◆ What this task involves ◆
Copy out all lines carrying the word "name".

◆ Input records ◆
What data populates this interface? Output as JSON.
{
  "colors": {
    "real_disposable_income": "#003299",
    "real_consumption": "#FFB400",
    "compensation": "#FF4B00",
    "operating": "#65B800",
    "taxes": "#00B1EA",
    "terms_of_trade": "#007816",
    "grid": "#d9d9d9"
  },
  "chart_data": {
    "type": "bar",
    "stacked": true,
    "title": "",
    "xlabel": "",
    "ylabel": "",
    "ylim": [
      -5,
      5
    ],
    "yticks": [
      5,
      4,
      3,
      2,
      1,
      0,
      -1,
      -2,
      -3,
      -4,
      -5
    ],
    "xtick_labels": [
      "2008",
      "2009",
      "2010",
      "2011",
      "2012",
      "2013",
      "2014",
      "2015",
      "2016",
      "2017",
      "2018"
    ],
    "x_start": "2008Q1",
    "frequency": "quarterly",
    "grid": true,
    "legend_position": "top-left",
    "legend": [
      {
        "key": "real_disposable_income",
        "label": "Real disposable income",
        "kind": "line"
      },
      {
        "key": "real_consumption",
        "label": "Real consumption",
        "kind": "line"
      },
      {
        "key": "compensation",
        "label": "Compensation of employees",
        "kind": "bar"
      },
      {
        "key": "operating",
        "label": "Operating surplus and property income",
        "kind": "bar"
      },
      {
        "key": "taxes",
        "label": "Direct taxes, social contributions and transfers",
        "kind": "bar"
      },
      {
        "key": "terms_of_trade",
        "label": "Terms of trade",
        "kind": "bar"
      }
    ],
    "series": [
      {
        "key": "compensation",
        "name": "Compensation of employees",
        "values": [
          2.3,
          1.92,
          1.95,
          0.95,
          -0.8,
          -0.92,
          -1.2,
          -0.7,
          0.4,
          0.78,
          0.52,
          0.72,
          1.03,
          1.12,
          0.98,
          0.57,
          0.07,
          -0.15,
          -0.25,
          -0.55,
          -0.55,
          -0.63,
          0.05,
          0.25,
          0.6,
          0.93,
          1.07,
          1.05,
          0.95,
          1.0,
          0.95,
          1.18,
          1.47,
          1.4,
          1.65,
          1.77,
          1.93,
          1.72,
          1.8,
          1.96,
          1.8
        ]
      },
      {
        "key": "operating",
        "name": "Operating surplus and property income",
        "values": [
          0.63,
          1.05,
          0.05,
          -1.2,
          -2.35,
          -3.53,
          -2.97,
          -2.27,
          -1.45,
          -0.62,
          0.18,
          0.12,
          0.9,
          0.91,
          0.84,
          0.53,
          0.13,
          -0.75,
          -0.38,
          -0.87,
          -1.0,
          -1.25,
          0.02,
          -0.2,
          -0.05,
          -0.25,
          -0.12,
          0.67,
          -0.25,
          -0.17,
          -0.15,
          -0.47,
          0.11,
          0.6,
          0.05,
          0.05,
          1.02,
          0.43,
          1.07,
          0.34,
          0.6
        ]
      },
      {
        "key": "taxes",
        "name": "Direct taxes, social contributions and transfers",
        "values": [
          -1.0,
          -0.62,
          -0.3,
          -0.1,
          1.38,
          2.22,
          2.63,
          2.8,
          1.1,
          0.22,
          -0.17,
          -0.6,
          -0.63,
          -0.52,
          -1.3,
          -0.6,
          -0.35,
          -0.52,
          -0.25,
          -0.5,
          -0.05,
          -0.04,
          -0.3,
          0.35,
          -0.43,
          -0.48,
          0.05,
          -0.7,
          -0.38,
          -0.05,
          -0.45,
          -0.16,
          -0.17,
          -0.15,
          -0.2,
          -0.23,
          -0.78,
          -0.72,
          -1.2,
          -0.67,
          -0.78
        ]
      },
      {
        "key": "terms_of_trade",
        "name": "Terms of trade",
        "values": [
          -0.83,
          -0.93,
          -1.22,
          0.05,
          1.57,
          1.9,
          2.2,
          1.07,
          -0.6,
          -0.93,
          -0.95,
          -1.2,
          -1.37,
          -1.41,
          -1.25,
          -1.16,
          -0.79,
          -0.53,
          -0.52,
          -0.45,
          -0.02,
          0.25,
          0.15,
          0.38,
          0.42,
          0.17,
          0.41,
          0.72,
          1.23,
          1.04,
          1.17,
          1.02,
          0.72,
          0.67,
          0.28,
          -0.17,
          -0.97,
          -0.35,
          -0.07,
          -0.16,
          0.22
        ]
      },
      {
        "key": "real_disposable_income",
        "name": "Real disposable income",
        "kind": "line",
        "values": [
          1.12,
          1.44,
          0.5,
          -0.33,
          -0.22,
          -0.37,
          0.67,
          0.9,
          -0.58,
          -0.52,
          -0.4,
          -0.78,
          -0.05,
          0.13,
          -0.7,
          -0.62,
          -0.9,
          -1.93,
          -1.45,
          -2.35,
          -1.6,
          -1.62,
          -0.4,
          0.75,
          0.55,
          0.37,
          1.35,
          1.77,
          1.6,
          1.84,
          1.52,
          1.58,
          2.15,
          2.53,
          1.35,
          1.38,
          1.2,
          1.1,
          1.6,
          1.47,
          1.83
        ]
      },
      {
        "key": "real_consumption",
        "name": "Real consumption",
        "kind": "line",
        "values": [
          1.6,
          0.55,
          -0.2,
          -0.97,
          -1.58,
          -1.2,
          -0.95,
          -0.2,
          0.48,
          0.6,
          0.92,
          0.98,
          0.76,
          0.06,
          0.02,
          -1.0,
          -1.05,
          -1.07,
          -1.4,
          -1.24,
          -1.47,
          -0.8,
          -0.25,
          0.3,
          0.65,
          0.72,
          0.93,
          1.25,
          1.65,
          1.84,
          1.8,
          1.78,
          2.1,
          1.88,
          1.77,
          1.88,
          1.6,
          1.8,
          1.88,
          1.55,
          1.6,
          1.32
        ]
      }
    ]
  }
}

◆ Response ◆
        "name": "Compensation of employees",
        "name": "Operating surplus and property income",
        "name": "Direct taxes, social contributions and transfers",
        "name": "Terms of trade",
        "name": "Real disposable income",
        "name": "Real consumption",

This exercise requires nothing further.